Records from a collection
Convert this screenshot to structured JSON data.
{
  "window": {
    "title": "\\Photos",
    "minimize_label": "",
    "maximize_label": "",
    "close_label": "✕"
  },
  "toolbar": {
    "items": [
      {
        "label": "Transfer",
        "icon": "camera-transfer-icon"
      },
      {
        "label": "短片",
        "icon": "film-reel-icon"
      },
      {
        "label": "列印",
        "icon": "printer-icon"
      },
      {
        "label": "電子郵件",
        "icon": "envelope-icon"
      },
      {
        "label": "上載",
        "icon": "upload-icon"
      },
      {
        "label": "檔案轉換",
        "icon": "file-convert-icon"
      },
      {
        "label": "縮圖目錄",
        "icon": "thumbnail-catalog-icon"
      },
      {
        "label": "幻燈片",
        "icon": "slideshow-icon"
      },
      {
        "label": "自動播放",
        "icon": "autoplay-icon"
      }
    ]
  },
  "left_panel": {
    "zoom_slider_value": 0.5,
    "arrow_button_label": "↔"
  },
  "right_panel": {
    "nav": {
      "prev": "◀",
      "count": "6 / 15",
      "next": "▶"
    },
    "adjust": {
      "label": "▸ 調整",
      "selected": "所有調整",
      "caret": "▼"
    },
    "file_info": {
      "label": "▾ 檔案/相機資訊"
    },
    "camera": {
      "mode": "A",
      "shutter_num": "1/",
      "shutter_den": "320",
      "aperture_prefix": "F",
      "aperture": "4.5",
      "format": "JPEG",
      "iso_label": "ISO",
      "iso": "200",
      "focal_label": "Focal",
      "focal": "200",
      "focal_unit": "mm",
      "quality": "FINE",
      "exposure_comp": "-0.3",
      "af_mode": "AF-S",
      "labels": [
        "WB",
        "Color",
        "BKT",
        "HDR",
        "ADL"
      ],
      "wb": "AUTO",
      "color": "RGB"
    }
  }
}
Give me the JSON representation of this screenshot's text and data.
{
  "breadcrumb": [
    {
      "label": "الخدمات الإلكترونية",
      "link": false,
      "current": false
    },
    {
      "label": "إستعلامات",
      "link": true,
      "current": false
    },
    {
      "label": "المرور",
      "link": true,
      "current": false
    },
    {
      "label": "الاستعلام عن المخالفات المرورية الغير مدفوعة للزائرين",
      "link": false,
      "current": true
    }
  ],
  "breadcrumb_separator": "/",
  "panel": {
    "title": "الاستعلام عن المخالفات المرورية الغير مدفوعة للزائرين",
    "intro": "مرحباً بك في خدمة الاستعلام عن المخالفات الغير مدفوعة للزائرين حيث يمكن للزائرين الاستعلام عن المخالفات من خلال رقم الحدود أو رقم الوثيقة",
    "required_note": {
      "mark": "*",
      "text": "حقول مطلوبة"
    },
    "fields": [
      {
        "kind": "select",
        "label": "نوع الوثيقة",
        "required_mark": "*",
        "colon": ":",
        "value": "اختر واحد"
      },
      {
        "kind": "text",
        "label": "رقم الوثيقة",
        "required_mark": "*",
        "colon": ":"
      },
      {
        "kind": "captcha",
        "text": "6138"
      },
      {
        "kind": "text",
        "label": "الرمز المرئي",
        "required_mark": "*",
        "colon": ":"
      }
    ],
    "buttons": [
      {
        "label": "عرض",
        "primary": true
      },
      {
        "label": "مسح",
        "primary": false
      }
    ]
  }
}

[Exercise]: Please quote every record above exactly as it appears.

[The solution]:
Convert this screenshot to structured JSON data.
{
  "window": {
    "title": "\\Photos",
    "minimize_label": "",
    "maximize_label": "",
    "close_label": "✕"
  },
  "toolbar": {
    "items": [
      {
        "label": "Transfer",
        "icon": "camera-transfer-icon"
      },
      {
        "label": "短片",
        "icon": "film-reel-icon"
      },
      {
        "label": "列印",
        "icon": "printer-icon"
      },
      {
        "label": "電子郵件",
        "icon": "envelope-icon"
      },
      {
        "label": "上載",
        "icon": "upload-icon"
      },
      {
        "label": "檔案轉換",
        "icon": "file-convert-icon"
      },
      {
        "label": "縮圖目錄",
        "icon": "thumbnail-catalog-icon"
      },
      {
        "label": "幻燈片",
        "icon": "slideshow-icon"
      },
      {
        "label": "自動播放",
        "icon": "autoplay-icon"
      }
    ]
  },
  "left_panel": {
    "zoom_slider_value": 0.5,
    "arrow_button_label": "↔"
  },
  "right_panel": {
    "nav": {
      "prev": "◀",
      "count": "6 / 15",
      "next": "▶"
    },
    "adjust": {
      "label": "▸ 調整",
      "selected": "所有調整",
      "caret": "▼"
    },
    "file_info": {
      "label": "▾ 檔案/相機資訊"
    },
    "camera": {
      "mode": "A",
      "shutter_num": "1/",
      "shutter_den": "320",
      "aperture_prefix": "F",
      "aperture": "4.5",
      "format": "JPEG",
      "iso_label": "ISO",
      "iso": "200",
      "focal_label": "Focal",
      "focal": "200",
      "focal_unit": "mm",
      "quality": "FINE",
      "exposure_comp": "-0.3",
      "af_mode": "AF-S",
      "labels": [
        "WB",
        "Color",
        "BKT",
        "HDR",
        "ADL"
      ],
      "wb": "AUTO",
      "color": "RGB"
    }
  }
}
Give me the JSON representation of this screenshot's text and data.
{
  "breadcrumb": [
    {
      "label": "الخدمات الإلكترونية",
      "link": false,
      "current": false
    },
    {
      "label": "إستعلامات",
      "link": true,
      "current": false
    },
    {
      "label": "المرور",
      "link": true,
      "current": false
    },
    {
      "label": "الاستعلام عن المخالفات المرورية الغير مدفوعة للزائرين",
      "link": false,
      "current": true
    }
  ],
  "breadcrumb_separator": "/",
  "panel": {
    "title": "الاستعلام عن المخالفات المرورية الغير مدفوعة للزائرين",
    "intro": "مرحباً بك في خدمة الاستعلام عن المخالفات الغير مدفوعة للزائرين حيث يمكن للزائرين الاستعلام عن المخالفات من خلال رقم الحدود أو رقم الوثيقة",
    "required_note": {
      "mark": "*",
      "text": "حقول مطلوبة"
    },
    "fields": [
      {
        "kind": "select",
        "label": "نوع الوثيقة",
        "required_mark": "*",
        "colon": ":",
        "value": "اختر واحد"
      },
      {
        "kind": "text",
        "label": "رقم الوثيقة",
        "required_mark": "*",
        "colon": ":"
      },
      {
        "kind": "captcha",
        "text": "6138"
      },
      {
        "kind": "text",
        "label": "الرمز المرئي",
        "required_mark": "*",
        "colon": ":"
      }
    ],
    "buttons": [
      {
        "label": "عرض",
        "primary": true
      },
      {
        "label": "مسح",
        "primary": false
      }
    ]
  }
}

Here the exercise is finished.